▶ _Written task_
Copy out each line containing "mätningar" from the entries below.

▶ _Raw records_
◆ ◆ ◆ ◆

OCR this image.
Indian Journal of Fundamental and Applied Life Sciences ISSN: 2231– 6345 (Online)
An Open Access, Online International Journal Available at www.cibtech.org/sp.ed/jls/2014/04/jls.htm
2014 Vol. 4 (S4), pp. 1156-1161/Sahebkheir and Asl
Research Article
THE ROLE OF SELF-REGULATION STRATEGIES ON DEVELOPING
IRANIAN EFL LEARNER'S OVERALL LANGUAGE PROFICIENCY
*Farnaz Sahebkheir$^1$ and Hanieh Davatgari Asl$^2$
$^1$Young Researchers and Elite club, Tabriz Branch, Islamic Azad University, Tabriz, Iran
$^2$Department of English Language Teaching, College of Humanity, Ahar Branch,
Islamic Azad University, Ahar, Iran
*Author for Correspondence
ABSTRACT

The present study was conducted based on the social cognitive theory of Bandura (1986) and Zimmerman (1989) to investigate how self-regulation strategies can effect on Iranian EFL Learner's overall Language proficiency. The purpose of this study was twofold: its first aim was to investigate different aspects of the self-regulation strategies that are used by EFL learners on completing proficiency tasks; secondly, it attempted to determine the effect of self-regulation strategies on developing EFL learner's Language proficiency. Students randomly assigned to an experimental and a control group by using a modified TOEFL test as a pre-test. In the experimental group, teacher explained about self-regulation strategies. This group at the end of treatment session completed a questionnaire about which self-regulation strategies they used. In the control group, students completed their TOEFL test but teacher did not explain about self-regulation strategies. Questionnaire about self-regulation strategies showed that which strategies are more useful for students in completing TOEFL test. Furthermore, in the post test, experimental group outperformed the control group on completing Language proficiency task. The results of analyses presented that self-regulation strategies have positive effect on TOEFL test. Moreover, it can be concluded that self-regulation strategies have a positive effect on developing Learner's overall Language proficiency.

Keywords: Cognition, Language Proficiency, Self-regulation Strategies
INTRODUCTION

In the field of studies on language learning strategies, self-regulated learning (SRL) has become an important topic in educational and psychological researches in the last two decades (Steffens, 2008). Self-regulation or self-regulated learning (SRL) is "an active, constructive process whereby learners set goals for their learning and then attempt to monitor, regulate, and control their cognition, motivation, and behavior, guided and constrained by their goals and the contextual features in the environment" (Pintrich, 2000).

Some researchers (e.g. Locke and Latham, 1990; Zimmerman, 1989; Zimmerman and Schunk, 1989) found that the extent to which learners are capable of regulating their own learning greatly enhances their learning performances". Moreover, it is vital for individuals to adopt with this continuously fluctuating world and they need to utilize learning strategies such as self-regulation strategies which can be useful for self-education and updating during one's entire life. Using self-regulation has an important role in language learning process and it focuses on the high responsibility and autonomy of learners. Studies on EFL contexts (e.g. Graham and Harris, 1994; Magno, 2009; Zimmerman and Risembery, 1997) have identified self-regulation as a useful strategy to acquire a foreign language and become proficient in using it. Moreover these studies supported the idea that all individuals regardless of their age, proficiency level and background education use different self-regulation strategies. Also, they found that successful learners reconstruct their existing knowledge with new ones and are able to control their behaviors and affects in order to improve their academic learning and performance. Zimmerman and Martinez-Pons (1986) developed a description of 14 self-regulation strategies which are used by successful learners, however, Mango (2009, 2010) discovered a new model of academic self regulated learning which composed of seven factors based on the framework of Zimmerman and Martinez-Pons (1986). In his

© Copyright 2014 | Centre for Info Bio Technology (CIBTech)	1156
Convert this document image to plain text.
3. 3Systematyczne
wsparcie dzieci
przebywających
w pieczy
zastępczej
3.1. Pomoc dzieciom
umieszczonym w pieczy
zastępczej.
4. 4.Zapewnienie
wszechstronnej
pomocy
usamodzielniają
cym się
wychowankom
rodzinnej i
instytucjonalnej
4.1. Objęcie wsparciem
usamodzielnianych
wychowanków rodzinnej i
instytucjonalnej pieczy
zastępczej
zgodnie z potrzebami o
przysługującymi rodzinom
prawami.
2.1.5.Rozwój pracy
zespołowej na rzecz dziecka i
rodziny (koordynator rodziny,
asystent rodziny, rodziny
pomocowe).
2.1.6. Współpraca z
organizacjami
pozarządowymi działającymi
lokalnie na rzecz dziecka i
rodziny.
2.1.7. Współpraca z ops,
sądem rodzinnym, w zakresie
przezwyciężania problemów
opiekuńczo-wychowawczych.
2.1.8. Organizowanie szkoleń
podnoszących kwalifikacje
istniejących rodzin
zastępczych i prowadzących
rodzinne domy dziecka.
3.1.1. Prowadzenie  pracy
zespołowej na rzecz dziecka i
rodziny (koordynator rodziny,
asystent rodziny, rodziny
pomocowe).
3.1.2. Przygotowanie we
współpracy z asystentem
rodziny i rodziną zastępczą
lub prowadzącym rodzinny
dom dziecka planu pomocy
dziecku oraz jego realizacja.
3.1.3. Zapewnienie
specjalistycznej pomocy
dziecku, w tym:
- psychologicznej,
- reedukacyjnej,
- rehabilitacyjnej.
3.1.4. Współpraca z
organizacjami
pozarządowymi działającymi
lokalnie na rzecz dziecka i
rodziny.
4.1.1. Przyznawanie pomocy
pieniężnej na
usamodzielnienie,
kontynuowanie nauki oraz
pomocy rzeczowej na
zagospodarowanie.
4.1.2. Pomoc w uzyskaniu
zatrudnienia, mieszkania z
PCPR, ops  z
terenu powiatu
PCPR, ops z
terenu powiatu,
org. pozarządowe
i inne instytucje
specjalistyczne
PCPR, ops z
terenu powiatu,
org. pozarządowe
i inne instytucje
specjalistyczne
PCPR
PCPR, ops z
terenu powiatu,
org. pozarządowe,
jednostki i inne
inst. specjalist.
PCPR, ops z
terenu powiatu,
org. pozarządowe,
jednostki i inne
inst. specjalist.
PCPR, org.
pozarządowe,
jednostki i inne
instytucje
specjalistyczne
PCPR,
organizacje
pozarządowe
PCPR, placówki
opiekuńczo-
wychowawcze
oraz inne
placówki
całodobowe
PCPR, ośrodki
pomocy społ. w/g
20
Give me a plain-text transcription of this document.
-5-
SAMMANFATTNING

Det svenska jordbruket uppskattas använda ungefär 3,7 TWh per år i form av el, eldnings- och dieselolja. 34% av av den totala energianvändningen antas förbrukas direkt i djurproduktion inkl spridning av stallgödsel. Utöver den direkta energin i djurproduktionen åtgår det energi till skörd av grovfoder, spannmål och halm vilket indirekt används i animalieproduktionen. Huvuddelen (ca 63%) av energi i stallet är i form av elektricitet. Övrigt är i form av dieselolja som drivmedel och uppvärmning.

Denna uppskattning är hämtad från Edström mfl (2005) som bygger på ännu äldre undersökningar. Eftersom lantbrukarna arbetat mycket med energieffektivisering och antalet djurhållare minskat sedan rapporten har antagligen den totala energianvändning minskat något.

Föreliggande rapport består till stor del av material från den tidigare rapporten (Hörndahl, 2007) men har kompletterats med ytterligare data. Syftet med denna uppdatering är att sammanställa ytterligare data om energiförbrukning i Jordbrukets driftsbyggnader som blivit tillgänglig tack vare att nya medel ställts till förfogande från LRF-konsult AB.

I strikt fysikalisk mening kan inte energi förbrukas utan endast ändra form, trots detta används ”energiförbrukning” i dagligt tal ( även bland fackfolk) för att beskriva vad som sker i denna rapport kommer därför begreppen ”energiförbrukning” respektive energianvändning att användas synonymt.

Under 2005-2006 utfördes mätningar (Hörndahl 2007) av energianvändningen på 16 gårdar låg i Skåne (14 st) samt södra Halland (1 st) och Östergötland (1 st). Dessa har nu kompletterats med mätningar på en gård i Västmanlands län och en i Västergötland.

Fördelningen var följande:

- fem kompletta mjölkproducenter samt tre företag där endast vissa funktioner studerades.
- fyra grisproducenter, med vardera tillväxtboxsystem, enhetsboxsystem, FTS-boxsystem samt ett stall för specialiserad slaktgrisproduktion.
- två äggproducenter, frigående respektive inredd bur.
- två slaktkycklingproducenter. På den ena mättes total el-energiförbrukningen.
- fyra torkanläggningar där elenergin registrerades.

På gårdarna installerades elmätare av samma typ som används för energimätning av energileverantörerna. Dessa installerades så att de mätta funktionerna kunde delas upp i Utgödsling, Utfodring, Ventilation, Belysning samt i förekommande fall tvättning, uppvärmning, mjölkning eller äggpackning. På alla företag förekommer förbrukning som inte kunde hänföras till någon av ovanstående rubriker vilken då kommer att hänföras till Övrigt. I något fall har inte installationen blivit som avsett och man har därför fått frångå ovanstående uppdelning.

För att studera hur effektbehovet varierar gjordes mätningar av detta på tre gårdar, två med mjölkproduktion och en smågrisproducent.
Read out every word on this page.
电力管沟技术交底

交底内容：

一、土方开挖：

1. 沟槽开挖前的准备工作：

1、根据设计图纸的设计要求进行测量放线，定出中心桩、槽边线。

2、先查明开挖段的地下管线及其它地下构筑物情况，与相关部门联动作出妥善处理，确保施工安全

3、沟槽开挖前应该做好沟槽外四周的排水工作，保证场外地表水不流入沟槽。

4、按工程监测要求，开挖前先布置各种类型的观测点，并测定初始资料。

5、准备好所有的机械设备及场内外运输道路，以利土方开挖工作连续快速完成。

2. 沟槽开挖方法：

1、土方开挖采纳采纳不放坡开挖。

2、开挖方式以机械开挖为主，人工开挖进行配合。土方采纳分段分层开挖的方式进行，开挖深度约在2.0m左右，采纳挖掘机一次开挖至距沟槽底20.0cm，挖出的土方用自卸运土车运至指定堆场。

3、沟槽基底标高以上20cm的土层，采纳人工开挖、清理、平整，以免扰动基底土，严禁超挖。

◆ ◆ ◆ ◆

▶ _Finished exercise_
Under 2005-2006 utfördes mätningar (Hörndahl 2007) av energianvändningen på 16 gårdar låg i Skåne (14 st) samt södra Halland (1 st) och Östergötland (1 st). Dessa har nu kompletterats med mätningar på en gård i Västmanlands län och en i Västergötland.
För att studera hur effektbehovet varierar gjordes mätningar av detta på tre gårdar, två med mjölkproduktion och en smågrisproducent.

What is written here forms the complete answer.